WHAT TO DO: Print out every line, exactly as written.

DATA PROVIDED:
____

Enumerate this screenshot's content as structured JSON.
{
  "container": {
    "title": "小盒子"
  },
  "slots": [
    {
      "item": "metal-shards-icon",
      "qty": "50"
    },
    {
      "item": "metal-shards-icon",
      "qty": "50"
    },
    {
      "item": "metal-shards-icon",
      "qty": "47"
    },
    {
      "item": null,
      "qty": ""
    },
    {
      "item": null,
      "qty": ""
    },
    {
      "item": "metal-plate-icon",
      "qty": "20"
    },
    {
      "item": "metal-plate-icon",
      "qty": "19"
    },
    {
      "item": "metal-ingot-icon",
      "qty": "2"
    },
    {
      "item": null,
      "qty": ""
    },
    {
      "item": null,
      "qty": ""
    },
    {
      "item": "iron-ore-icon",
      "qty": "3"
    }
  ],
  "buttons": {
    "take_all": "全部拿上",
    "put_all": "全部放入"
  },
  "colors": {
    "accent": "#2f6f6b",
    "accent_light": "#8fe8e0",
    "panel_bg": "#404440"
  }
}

____

RESULT OF THIS TASK:
Enumerate this screenshot's content as structured JSON.
{
  "container": {
    "title": "小盒子"
  },
  "slots": [
    {
      "item": "metal-shards-icon",
      "qty": "50"
    },
    {
      "item": "metal-shards-icon",
      "qty": "50"
    },
    {
      "item": "metal-shards-icon",
      "qty": "47"
    },
    {
      "item": null,
      "qty": ""
    },
    {
      "item": null,
      "qty": ""
    },
    {
      "item": "metal-plate-icon",
      "qty": "20"
    },
    {
      "item": "metal-plate-icon",
      "qty": "19"
    },
    {
      "item": "metal-ingot-icon",
      "qty": "2"
    },
    {
      "item": null,
      "qty": ""
    },
    {
      "item": null,
      "qty": ""
    },
    {
      "item": "iron-ore-icon",
      "qty": "3"
    }
  ],
  "buttons": {
    "take_all": "全部拿上",
    "put_all": "全部放入"
  },
  "colors": {
    "accent": "#2f6f6b",
    "accent_light": "#8fe8e0",
    "panel_bg": "#404440"
  }
}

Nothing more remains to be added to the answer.